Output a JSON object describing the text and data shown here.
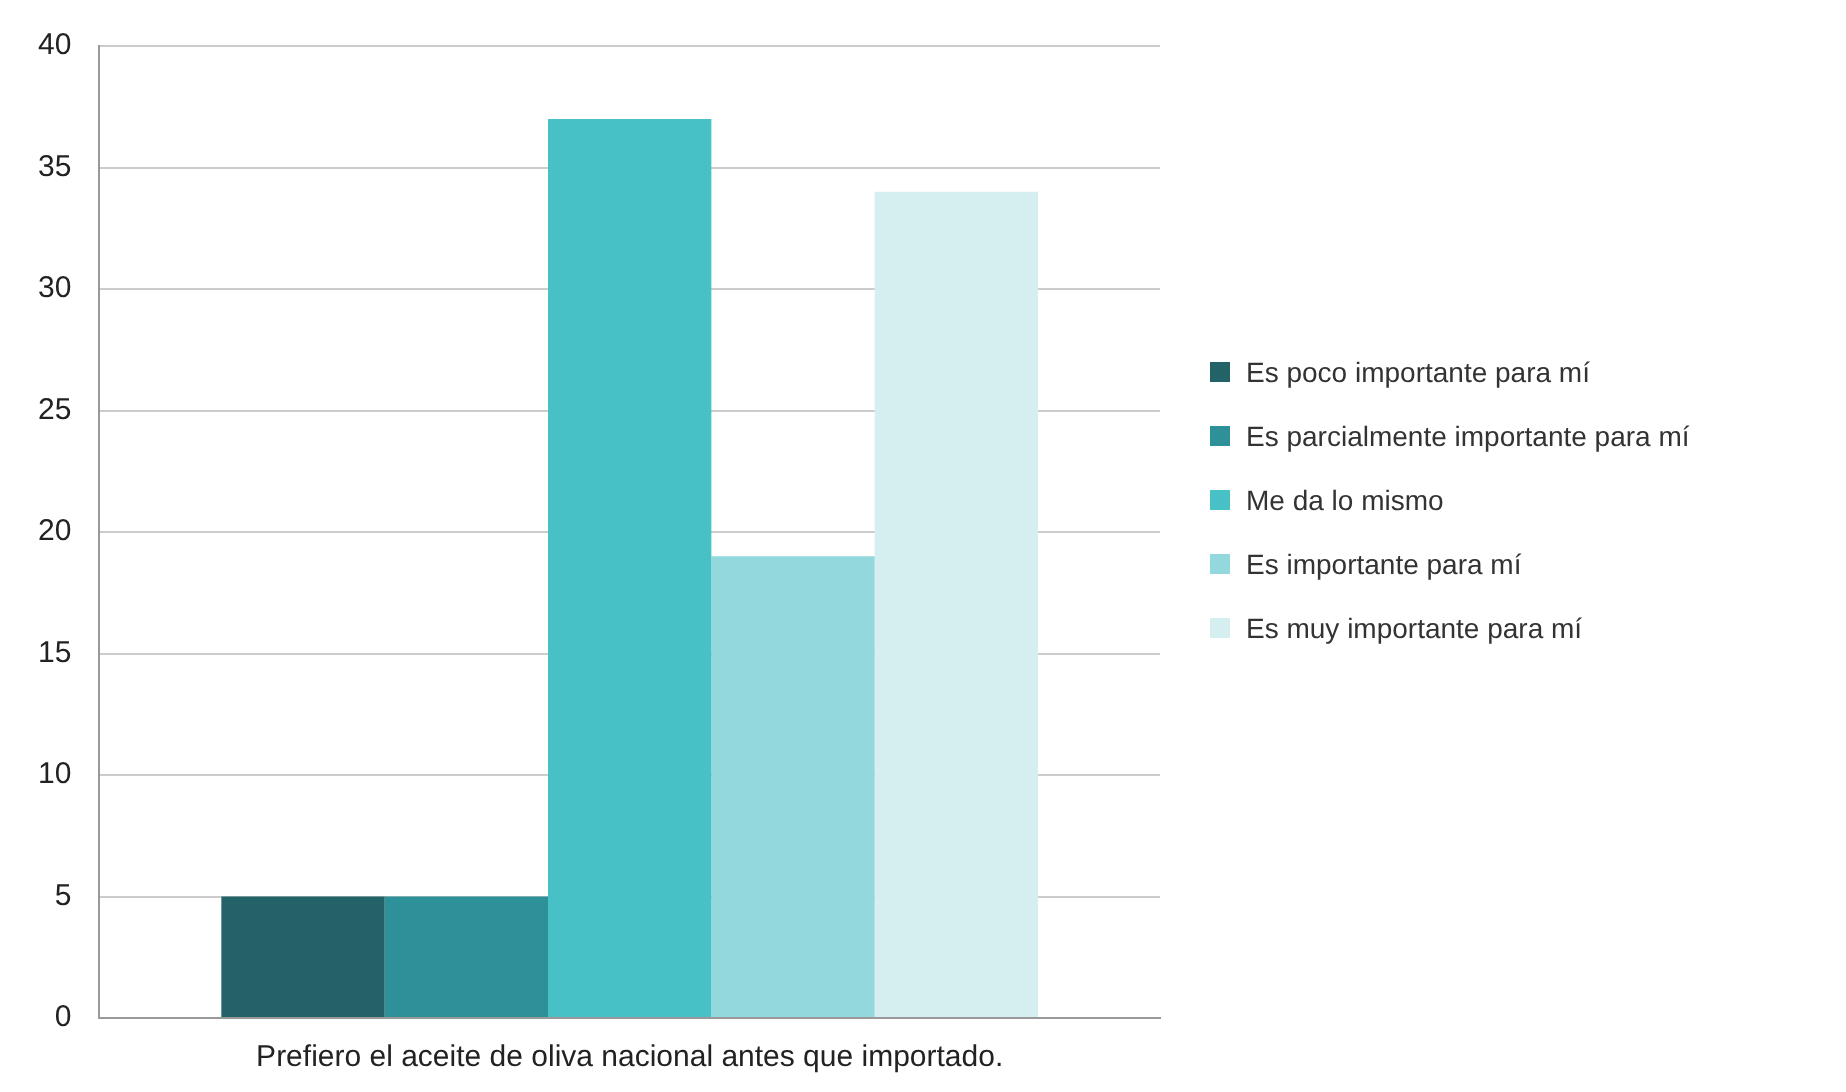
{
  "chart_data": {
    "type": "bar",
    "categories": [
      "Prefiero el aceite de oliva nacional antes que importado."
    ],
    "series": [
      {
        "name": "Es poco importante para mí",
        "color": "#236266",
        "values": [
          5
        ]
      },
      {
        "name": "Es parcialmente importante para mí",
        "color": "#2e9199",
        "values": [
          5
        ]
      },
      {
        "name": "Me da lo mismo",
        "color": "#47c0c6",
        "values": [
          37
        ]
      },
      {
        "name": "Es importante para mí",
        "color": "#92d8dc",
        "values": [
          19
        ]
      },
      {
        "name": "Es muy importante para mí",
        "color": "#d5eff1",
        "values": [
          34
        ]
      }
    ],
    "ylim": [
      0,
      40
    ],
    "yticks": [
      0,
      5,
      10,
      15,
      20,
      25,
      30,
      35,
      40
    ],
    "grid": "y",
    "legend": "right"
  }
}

--

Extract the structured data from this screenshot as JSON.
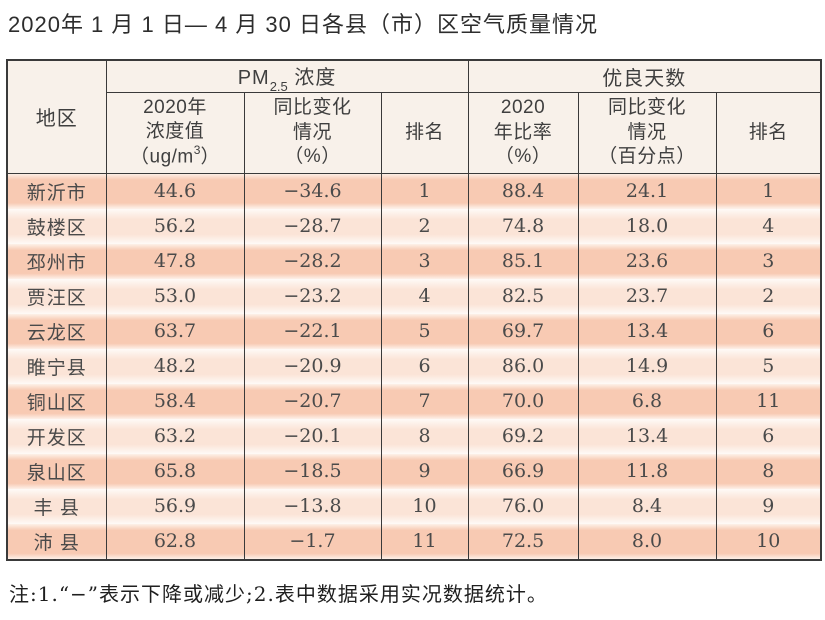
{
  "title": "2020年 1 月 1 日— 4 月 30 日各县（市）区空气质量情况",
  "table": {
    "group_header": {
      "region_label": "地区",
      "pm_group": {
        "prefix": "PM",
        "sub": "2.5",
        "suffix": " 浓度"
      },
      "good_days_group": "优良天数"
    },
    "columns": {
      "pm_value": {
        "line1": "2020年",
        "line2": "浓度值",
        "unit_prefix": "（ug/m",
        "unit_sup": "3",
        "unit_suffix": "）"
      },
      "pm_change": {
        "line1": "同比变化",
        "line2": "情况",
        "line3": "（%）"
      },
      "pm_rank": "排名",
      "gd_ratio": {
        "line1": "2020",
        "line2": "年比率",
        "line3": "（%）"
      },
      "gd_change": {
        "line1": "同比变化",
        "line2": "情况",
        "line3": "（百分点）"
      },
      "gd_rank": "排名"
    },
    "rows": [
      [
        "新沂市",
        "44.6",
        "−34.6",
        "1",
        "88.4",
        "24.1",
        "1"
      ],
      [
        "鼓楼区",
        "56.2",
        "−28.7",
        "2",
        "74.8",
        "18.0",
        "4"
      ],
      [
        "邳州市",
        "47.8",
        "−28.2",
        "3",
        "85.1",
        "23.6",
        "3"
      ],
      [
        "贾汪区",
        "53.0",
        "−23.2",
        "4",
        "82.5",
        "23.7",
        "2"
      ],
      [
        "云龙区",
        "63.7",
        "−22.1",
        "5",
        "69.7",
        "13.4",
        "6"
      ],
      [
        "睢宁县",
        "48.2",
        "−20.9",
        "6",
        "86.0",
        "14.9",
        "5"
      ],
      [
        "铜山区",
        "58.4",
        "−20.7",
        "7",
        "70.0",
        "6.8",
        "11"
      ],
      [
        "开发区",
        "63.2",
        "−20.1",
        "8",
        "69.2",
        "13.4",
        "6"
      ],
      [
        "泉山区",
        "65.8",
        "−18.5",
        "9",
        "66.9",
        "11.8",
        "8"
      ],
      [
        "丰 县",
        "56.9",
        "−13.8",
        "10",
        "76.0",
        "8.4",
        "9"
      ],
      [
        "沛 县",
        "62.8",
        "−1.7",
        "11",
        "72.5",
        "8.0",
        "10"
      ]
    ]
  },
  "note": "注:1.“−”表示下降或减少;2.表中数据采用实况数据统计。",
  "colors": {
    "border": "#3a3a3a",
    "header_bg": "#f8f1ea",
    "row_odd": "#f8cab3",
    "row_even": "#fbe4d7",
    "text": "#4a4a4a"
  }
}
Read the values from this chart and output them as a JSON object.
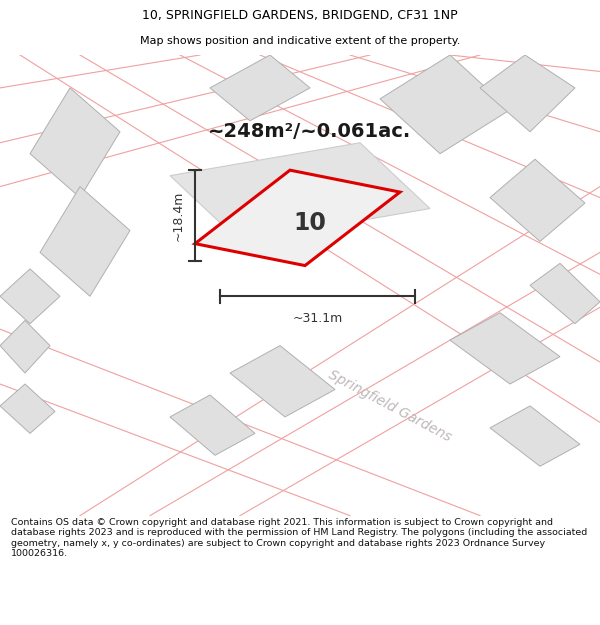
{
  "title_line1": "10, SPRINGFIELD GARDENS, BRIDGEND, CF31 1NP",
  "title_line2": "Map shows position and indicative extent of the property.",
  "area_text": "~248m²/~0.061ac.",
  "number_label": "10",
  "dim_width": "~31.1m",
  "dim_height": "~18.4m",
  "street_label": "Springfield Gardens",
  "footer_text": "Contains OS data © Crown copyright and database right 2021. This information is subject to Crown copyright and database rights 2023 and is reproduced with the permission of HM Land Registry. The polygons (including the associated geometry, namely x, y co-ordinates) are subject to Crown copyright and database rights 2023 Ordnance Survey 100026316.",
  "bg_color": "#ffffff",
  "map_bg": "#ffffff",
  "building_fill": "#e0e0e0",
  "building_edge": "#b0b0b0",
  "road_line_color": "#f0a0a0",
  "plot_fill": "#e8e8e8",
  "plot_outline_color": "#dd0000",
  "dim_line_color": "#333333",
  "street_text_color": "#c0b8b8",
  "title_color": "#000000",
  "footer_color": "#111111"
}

### TO BE DONE
Search the entries for the word "JSON", then gather every line that has it.

### ANSWER TO THE EXERCISE
Output a JSON object describing the text and data shown here.
Extract the structured data from this screenshot as JSON.
Read the values from this chart and output them as a JSON object.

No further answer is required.